PROBLEM TO SOLVE —
Gather all lines containing the string "none" and copy them out.

=-=-=-=-=

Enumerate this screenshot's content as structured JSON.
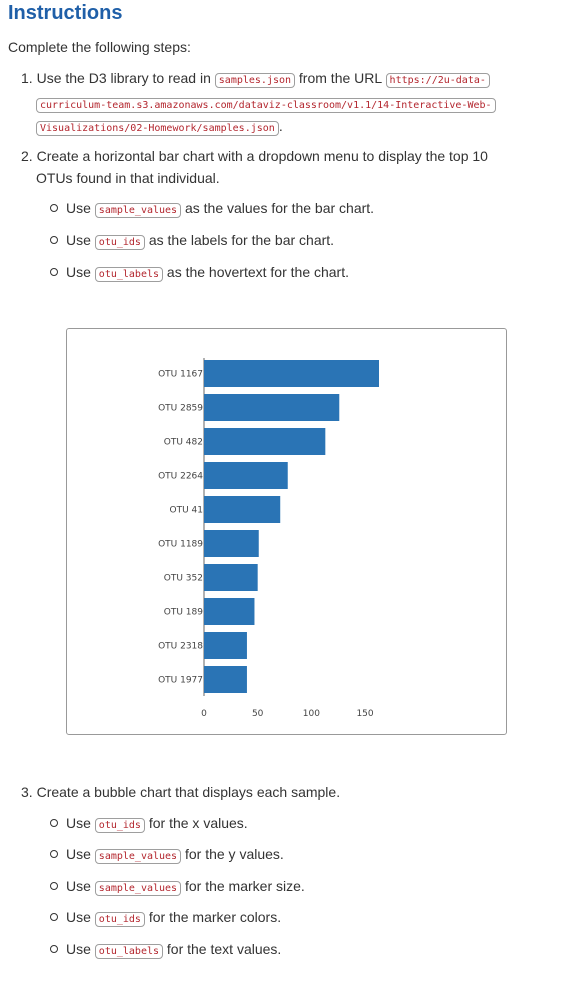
{
  "title": "Instructions",
  "intro": "Complete the following steps:",
  "step1": {
    "num": "1.",
    "text_a": "Use the D3 library to read in",
    "code_file": "samples.json",
    "text_b": "from the URL",
    "url_1": "https://2u-data-",
    "url_2": "curriculum-team.s3.amazonaws.com/dataviz-classroom/v1.1/14-Interactive-Web-",
    "url_3": "Visualizations/02-Homework/samples.json",
    "end": "."
  },
  "step2": {
    "num": "2.",
    "line1": "Create a horizontal bar chart with a dropdown menu to display the top 10",
    "line2": "OTUs found in that individual.",
    "bullets": [
      {
        "pre": "Use",
        "code": "sample_values",
        "post": "as the values for the bar chart."
      },
      {
        "pre": "Use",
        "code": "otu_ids",
        "post": "as the labels for the bar chart."
      },
      {
        "pre": "Use",
        "code": "otu_labels",
        "post": "as the hovertext for the chart."
      }
    ]
  },
  "step3": {
    "num": "3.",
    "line1": "Create a bubble chart that displays each sample.",
    "bullets": [
      {
        "pre": "Use",
        "code": "otu_ids",
        "post": "for the x values."
      },
      {
        "pre": "Use",
        "code": "sample_values",
        "post": "for the y values."
      },
      {
        "pre": "Use",
        "code": "sample_values",
        "post": "for the marker size."
      },
      {
        "pre": "Use",
        "code": "otu_ids",
        "post": "for the marker colors."
      },
      {
        "pre": "Use",
        "code": "otu_labels",
        "post": "for the text values."
      }
    ]
  },
  "chart_data": {
    "type": "bar",
    "orientation": "horizontal",
    "categories": [
      "OTU 1167",
      "OTU 2859",
      "OTU 482",
      "OTU 2264",
      "OTU 41",
      "OTU 1189",
      "OTU 352",
      "OTU 189",
      "OTU 2318",
      "OTU 1977"
    ],
    "values": [
      163,
      126,
      113,
      78,
      71,
      51,
      50,
      47,
      40,
      40
    ],
    "xticks": [
      0,
      50,
      100,
      150
    ],
    "xlim": [
      0,
      163
    ],
    "bar_color": "#2a74b5",
    "grid": false
  }
}
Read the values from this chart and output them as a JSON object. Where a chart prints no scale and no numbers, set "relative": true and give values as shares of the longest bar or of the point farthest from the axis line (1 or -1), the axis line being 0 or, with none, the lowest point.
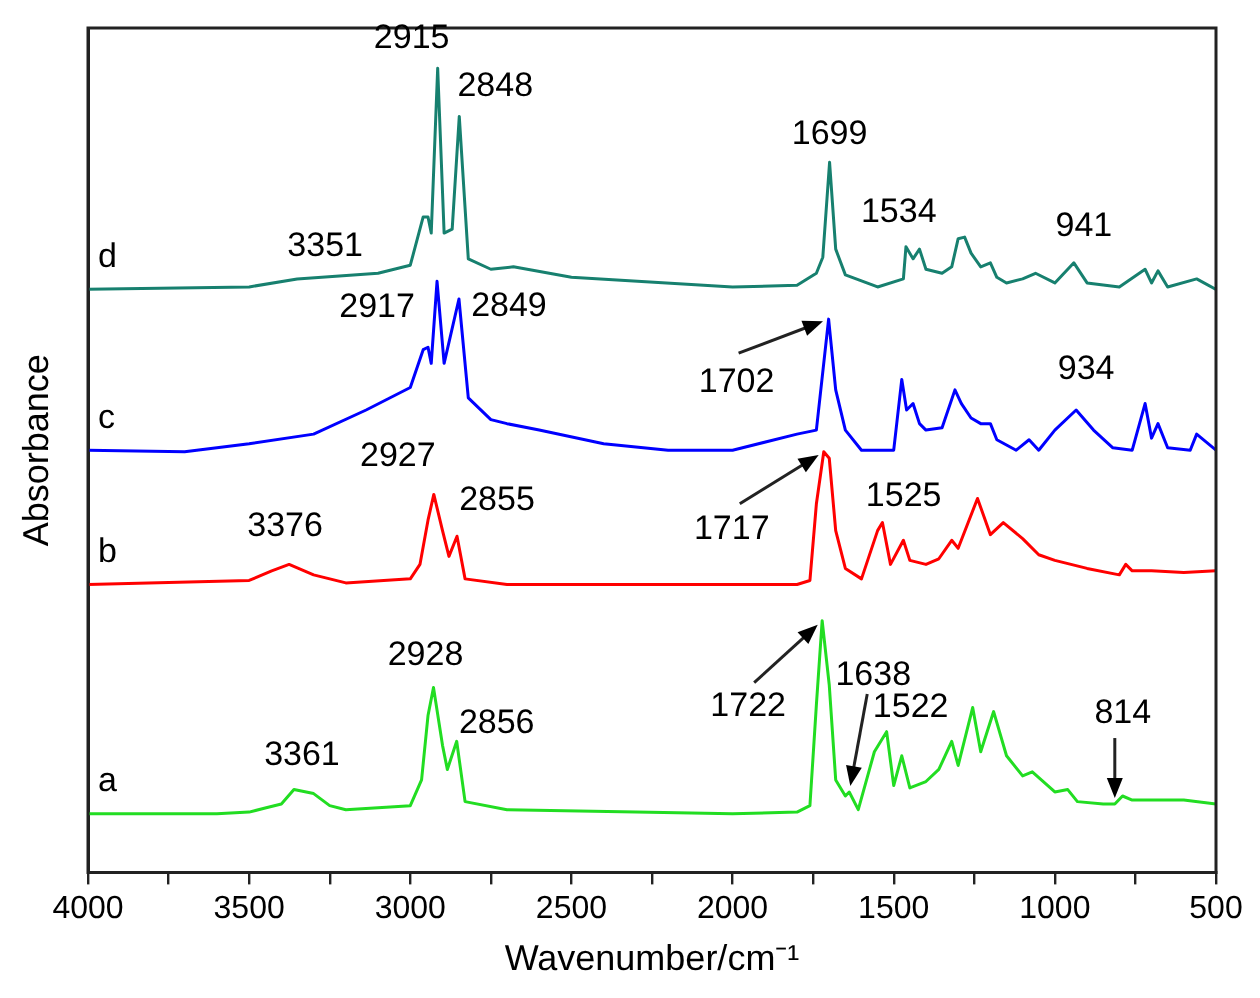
{
  "chart_data": {
    "type": "line",
    "xlabel": "Wavenumber/cm⁻¹",
    "ylabel": "Absorbance",
    "relative": true,
    "grid": false,
    "marker": "none",
    "line_style": "solid",
    "xlim": [
      4000,
      500
    ],
    "xticks": [
      4000,
      {
        "value": 3750,
        "label": null
      },
      3500,
      {
        "value": 3250,
        "label": null
      },
      3000,
      {
        "value": 2750,
        "label": null
      },
      2500,
      {
        "value": 2250,
        "label": null
      },
      2000,
      {
        "value": 1750,
        "label": null
      },
      1500,
      {
        "value": 1250,
        "label": null
      },
      1000,
      {
        "value": 750,
        "label": null
      },
      500
    ],
    "series": [
      {
        "name": "d",
        "color": "#17806f",
        "x": [
          4000,
          3500,
          3351,
          3100,
          3000,
          2960,
          2945,
          2935,
          2915,
          2895,
          2870,
          2848,
          2820,
          2750,
          2680,
          2500,
          2000,
          1800,
          1740,
          1720,
          1699,
          1680,
          1650,
          1550,
          1470,
          1462,
          1440,
          1420,
          1400,
          1350,
          1320,
          1300,
          1280,
          1260,
          1230,
          1200,
          1180,
          1150,
          1100,
          1060,
          1000,
          941,
          900,
          800,
          720,
          700,
          680,
          650,
          560,
          500
        ],
        "values": [
          0.725,
          0.728,
          0.738,
          0.745,
          0.755,
          0.815,
          0.815,
          0.795,
          1.0,
          0.795,
          0.8,
          0.94,
          0.763,
          0.75,
          0.753,
          0.74,
          0.728,
          0.73,
          0.745,
          0.765,
          0.883,
          0.775,
          0.743,
          0.728,
          0.738,
          0.778,
          0.763,
          0.775,
          0.75,
          0.745,
          0.753,
          0.788,
          0.79,
          0.77,
          0.753,
          0.758,
          0.74,
          0.733,
          0.738,
          0.745,
          0.733,
          0.758,
          0.733,
          0.728,
          0.75,
          0.733,
          0.748,
          0.728,
          0.738,
          0.725
        ]
      },
      {
        "name": "c",
        "color": "#0000ff",
        "x": [
          4000,
          3700,
          3500,
          3300,
          3137,
          3000,
          2960,
          2945,
          2935,
          2917,
          2895,
          2849,
          2820,
          2750,
          2700,
          2600,
          2400,
          2200,
          2000,
          1800,
          1740,
          1702,
          1680,
          1650,
          1600,
          1500,
          1475,
          1460,
          1440,
          1420,
          1400,
          1350,
          1310,
          1290,
          1260,
          1230,
          1200,
          1180,
          1120,
          1080,
          1050,
          1000,
          934,
          880,
          820,
          760,
          720,
          700,
          680,
          650,
          580,
          560,
          500
        ],
        "values": [
          0.525,
          0.523,
          0.533,
          0.545,
          0.575,
          0.603,
          0.65,
          0.653,
          0.633,
          0.735,
          0.633,
          0.713,
          0.59,
          0.563,
          0.558,
          0.55,
          0.533,
          0.525,
          0.525,
          0.545,
          0.55,
          0.688,
          0.6,
          0.55,
          0.525,
          0.525,
          0.613,
          0.575,
          0.583,
          0.558,
          0.55,
          0.553,
          0.6,
          0.583,
          0.565,
          0.558,
          0.558,
          0.538,
          0.525,
          0.538,
          0.525,
          0.55,
          0.575,
          0.55,
          0.528,
          0.525,
          0.583,
          0.54,
          0.558,
          0.528,
          0.525,
          0.545,
          0.525
        ]
      },
      {
        "name": "b",
        "color": "#ff0000",
        "x": [
          4000,
          3500,
          3430,
          3376,
          3300,
          3200,
          3000,
          2970,
          2945,
          2927,
          2900,
          2880,
          2855,
          2830,
          2700,
          2000,
          1800,
          1760,
          1740,
          1717,
          1700,
          1680,
          1650,
          1600,
          1550,
          1535,
          1510,
          1470,
          1450,
          1400,
          1360,
          1320,
          1300,
          1240,
          1200,
          1160,
          1100,
          1050,
          1000,
          900,
          800,
          780,
          760,
          700,
          600,
          500
        ],
        "values": [
          0.358,
          0.363,
          0.375,
          0.383,
          0.37,
          0.36,
          0.365,
          0.383,
          0.438,
          0.47,
          0.425,
          0.393,
          0.418,
          0.365,
          0.358,
          0.358,
          0.358,
          0.363,
          0.458,
          0.523,
          0.515,
          0.425,
          0.378,
          0.365,
          0.425,
          0.435,
          0.383,
          0.413,
          0.388,
          0.383,
          0.39,
          0.413,
          0.403,
          0.465,
          0.42,
          0.435,
          0.415,
          0.395,
          0.388,
          0.378,
          0.37,
          0.383,
          0.375,
          0.375,
          0.373,
          0.375
        ]
      },
      {
        "name": "a",
        "color": "#22dd22",
        "x": [
          4000,
          3600,
          3500,
          3450,
          3400,
          3361,
          3300,
          3250,
          3200,
          3000,
          2965,
          2945,
          2928,
          2900,
          2885,
          2856,
          2830,
          2700,
          2300,
          2000,
          1800,
          1760,
          1740,
          1722,
          1700,
          1680,
          1650,
          1638,
          1610,
          1560,
          1522,
          1500,
          1475,
          1450,
          1400,
          1360,
          1320,
          1300,
          1255,
          1230,
          1190,
          1150,
          1100,
          1070,
          1000,
          960,
          930,
          850,
          814,
          790,
          760,
          700,
          600,
          500
        ],
        "values": [
          0.073,
          0.073,
          0.075,
          0.08,
          0.085,
          0.103,
          0.098,
          0.083,
          0.078,
          0.083,
          0.115,
          0.195,
          0.23,
          0.158,
          0.128,
          0.163,
          0.088,
          0.078,
          0.075,
          0.073,
          0.075,
          0.083,
          0.208,
          0.313,
          0.233,
          0.115,
          0.095,
          0.1,
          0.078,
          0.15,
          0.175,
          0.108,
          0.145,
          0.105,
          0.113,
          0.128,
          0.163,
          0.133,
          0.205,
          0.15,
          0.2,
          0.145,
          0.12,
          0.125,
          0.1,
          0.103,
          0.088,
          0.085,
          0.085,
          0.095,
          0.09,
          0.09,
          0.09,
          0.085
        ]
      }
    ],
    "annotations": [
      {
        "text": "2915",
        "x": 2915,
        "y": 1.0
      },
      {
        "text": "2848",
        "x": 2848,
        "y": 0.94
      },
      {
        "text": "3351",
        "x": 3351,
        "y": 0.738
      },
      {
        "text": "1699",
        "x": 1699,
        "y": 0.883
      },
      {
        "text": "1534",
        "x": 1534,
        "y": 0.728
      },
      {
        "text": "941",
        "x": 941,
        "y": 0.758
      },
      {
        "text": "2917",
        "x": 2917,
        "y": 0.735
      },
      {
        "text": "2849",
        "x": 2849,
        "y": 0.713
      },
      {
        "text": "1702",
        "x": 1702,
        "y": 0.688
      },
      {
        "text": "934",
        "x": 934,
        "y": 0.575
      },
      {
        "text": "2927",
        "x": 2927,
        "y": 0.47
      },
      {
        "text": "2855",
        "x": 2855,
        "y": 0.418
      },
      {
        "text": "3376",
        "x": 3376,
        "y": 0.383
      },
      {
        "text": "1717",
        "x": 1717,
        "y": 0.523
      },
      {
        "text": "1525",
        "x": 1525,
        "y": 0.435
      },
      {
        "text": "2928",
        "x": 2928,
        "y": 0.23
      },
      {
        "text": "2856",
        "x": 2856,
        "y": 0.163
      },
      {
        "text": "3361",
        "x": 3361,
        "y": 0.103
      },
      {
        "text": "1722",
        "x": 1722,
        "y": 0.313
      },
      {
        "text": "1638",
        "x": 1638,
        "y": 0.1
      },
      {
        "text": "1522",
        "x": 1522,
        "y": 0.175
      },
      {
        "text": "814",
        "x": 814,
        "y": 0.085
      }
    ]
  }
}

=-=-=-=-=

WRITTEN ANSWER —
Read the values from this chart and output them as a JSON object. Where a chart prints no scale and no numbers, set "relative": true and give values as shares of the longest bar or of the point farthest from the axis line (1 or -1), the axis line being 0 or, with none, the lowest point.
    "marker": "none",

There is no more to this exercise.